Your task. Images appear in the records below; leave them out and repeat everything else exactly.

Collected data entries
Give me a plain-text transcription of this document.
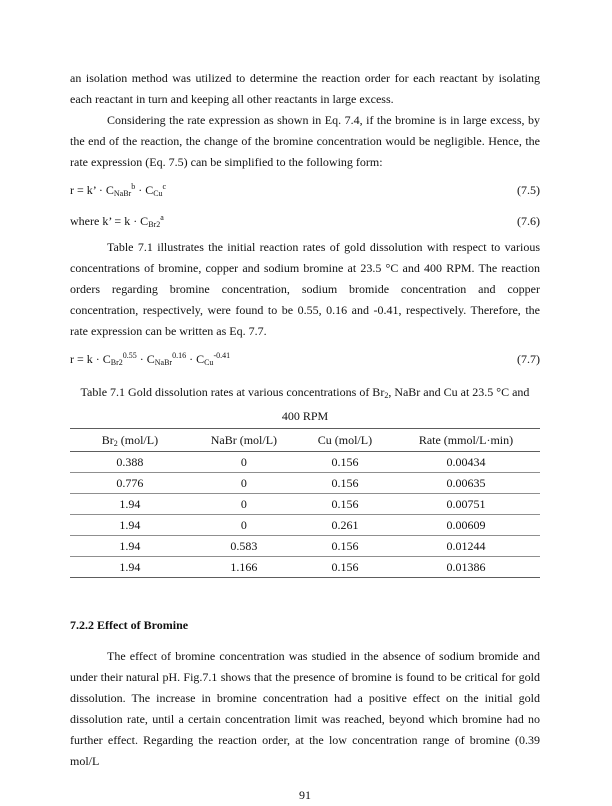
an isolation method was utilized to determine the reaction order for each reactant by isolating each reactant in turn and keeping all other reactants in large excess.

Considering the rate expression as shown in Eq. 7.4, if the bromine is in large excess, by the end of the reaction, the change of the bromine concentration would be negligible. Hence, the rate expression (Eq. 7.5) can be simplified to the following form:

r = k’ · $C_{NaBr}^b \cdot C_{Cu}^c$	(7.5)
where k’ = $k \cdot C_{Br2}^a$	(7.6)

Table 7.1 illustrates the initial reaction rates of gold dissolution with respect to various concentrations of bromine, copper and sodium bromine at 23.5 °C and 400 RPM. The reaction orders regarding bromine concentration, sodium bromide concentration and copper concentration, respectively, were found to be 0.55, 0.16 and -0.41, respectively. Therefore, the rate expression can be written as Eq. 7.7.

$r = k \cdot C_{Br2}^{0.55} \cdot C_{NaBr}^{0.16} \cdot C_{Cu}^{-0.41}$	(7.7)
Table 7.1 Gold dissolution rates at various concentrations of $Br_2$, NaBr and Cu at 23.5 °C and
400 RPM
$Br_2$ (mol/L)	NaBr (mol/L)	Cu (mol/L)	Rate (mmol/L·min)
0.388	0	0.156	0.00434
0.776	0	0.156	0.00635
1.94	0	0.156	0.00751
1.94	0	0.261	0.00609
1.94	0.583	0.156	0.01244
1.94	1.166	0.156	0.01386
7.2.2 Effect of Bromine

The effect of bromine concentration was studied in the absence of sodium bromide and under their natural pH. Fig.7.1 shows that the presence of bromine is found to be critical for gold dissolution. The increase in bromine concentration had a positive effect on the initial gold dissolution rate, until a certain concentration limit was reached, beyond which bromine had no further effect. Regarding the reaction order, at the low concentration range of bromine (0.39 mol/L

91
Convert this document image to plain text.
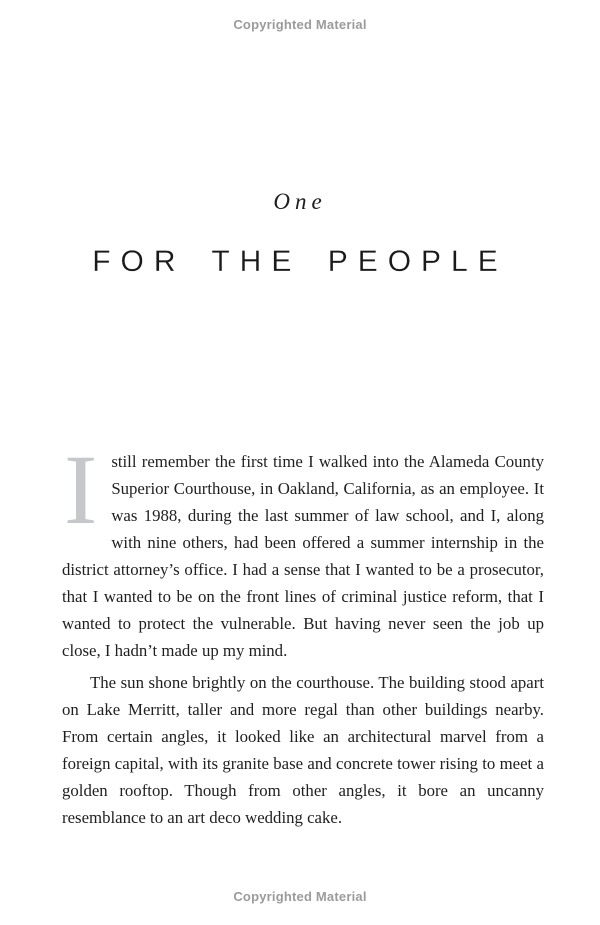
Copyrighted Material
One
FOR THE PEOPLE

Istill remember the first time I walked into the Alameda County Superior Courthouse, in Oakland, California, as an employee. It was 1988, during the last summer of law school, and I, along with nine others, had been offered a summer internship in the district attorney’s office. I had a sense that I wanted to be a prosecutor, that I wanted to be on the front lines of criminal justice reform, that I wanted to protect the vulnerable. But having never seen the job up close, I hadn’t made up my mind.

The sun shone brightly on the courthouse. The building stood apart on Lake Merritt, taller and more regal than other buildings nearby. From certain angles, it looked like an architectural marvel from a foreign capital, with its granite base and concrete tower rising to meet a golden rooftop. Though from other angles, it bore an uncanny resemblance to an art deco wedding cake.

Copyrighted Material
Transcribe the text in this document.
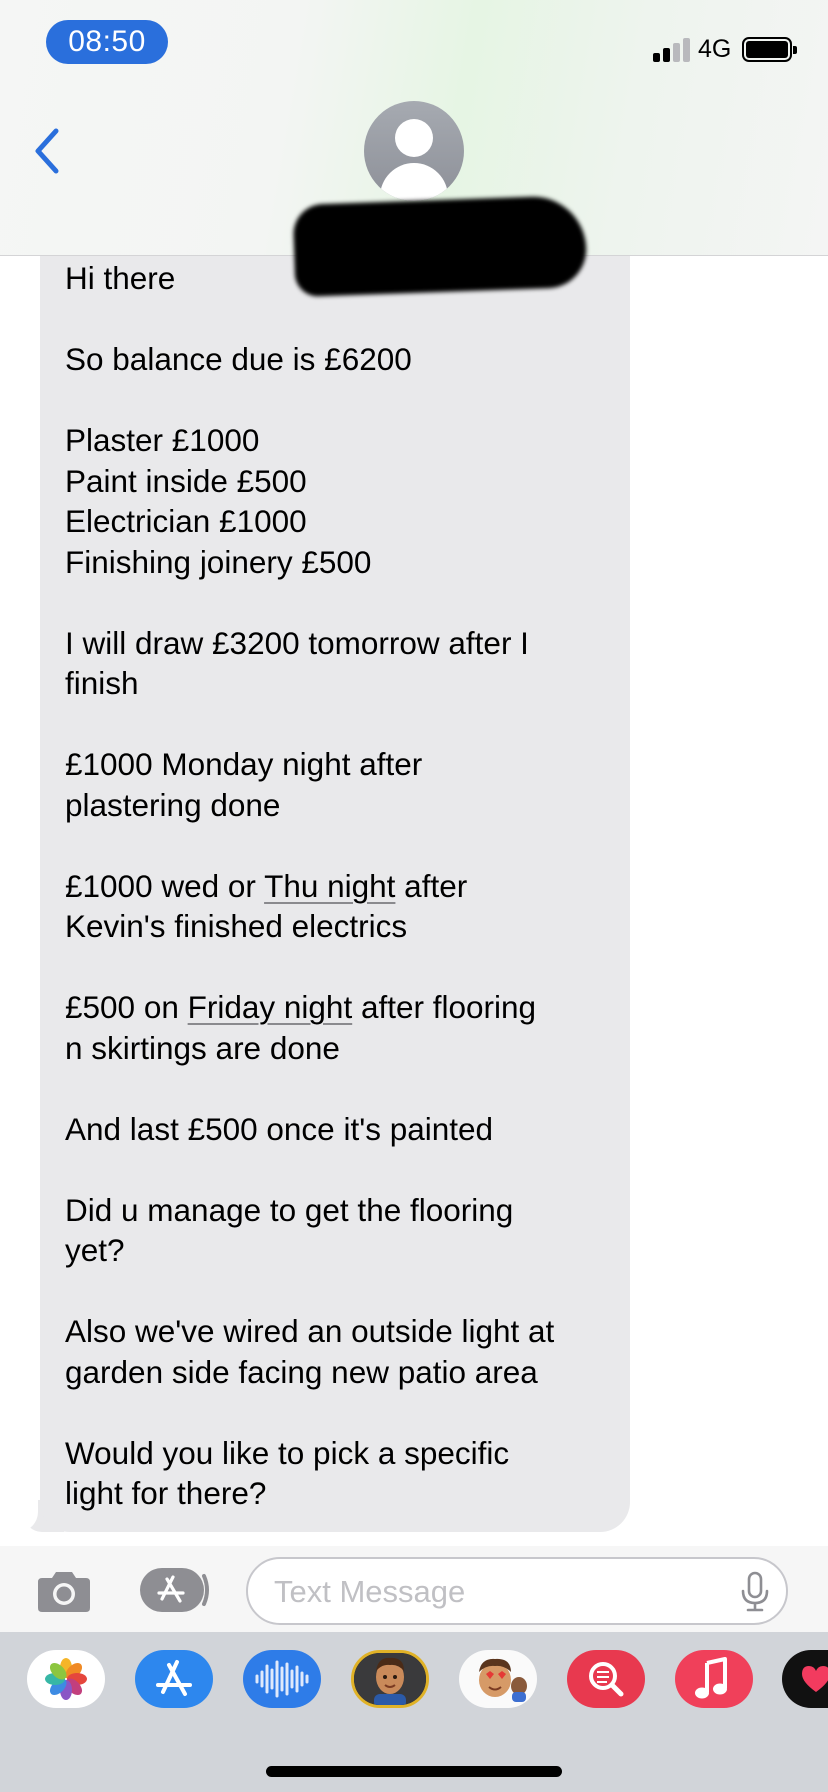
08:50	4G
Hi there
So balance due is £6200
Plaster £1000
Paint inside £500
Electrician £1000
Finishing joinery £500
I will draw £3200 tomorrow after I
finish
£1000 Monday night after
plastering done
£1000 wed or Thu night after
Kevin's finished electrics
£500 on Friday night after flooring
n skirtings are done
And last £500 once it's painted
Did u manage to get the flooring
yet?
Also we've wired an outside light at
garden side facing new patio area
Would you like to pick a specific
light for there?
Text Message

Written response.
Give me a plain-text transcription of this document.
an isolation method was utilized to determine the reaction order for each reactant by isolating each reactant in turn and keeping all other reactants in large excess.

Considering the rate expression as shown in Eq. 7.4, if the bromine is in large excess, by the end of the reaction, the change of the bromine concentration would be negligible. Hence, the rate expression (Eq. 7.5) can be simplified to the following form:

r = k’ · $C_{NaBr}^b \cdot C_{Cu}^c$	(7.5)
where k’ = $k \cdot C_{Br2}^a$	(7.6)

Table 7.1 illustrates the initial reaction rates of gold dissolution with respect to various concentrations of bromine, copper and sodium bromine at 23.5 °C and 400 RPM. The reaction orders regarding bromine concentration, sodium bromide concentration and copper concentration, respectively, were found to be 0.55, 0.16 and -0.41, respectively. Therefore, the rate expression can be written as Eq. 7.7.

$r = k \cdot C_{Br2}^{0.55} \cdot C_{NaBr}^{0.16} \cdot C_{Cu}^{-0.41}$	(7.7)
Table 7.1 Gold dissolution rates at various concentrations of $Br_2$, NaBr and Cu at 23.5 °C and
400 RPM
$Br_2$ (mol/L)	NaBr (mol/L)	Cu (mol/L)	Rate (mmol/L·min)
0.388	0	0.156	0.00434
0.776	0	0.156	0.00635
1.94	0	0.156	0.00751
1.94	0	0.261	0.00609
1.94	0.583	0.156	0.01244
1.94	1.166	0.156	0.01386
7.2.2 Effect of Bromine

The effect of bromine concentration was studied in the absence of sodium bromide and under their natural pH. Fig.7.1 shows that the presence of bromine is found to be critical for gold dissolution. The increase in bromine concentration had a positive effect on the initial gold dissolution rate, until a certain concentration limit was reached, beyond which bromine had no further effect. Regarding the reaction order, at the low concentration range of bromine (0.39 mol/L

91
Convert this document image to plain text.
Copyrighted Material
One
FOR THE PEOPLE

Istill remember the first time I walked into the Alameda County Superior Courthouse, in Oakland, California, as an employee. It was 1988, during the last summer of law school, and I, along with nine others, had been offered a summer internship in the district attorney’s office. I had a sense that I wanted to be a prosecutor, that I wanted to be on the front lines of criminal justice reform, that I wanted to protect the vulnerable. But having never seen the job up close, I hadn’t made up my mind.

The sun shone brightly on the courthouse. The building stood apart on Lake Merritt, taller and more regal than other buildings nearby. From certain angles, it looked like an architectural marvel from a foreign capital, with its granite base and concrete tower rising to meet a golden rooftop. Though from other angles, it bore an uncanny resemblance to an art deco wedding cake.

Copyrighted Material
Transcribe the text in this document.
08:50	4G
Hi there
So balance due is £6200
Plaster £1000
Paint inside £500
Electrician £1000
Finishing joinery £500
I will draw £3200 tomorrow after I
finish
£1000 Monday night after
plastering done
£1000 wed or Thu night after
Kevin's finished electrics
£500 on Friday night after flooring
n skirtings are done
And last £500 once it's painted
Did u manage to get the flooring
yet?
Also we've wired an outside light at
garden side facing new patio area
Would you like to pick a specific
light for there?
Text Message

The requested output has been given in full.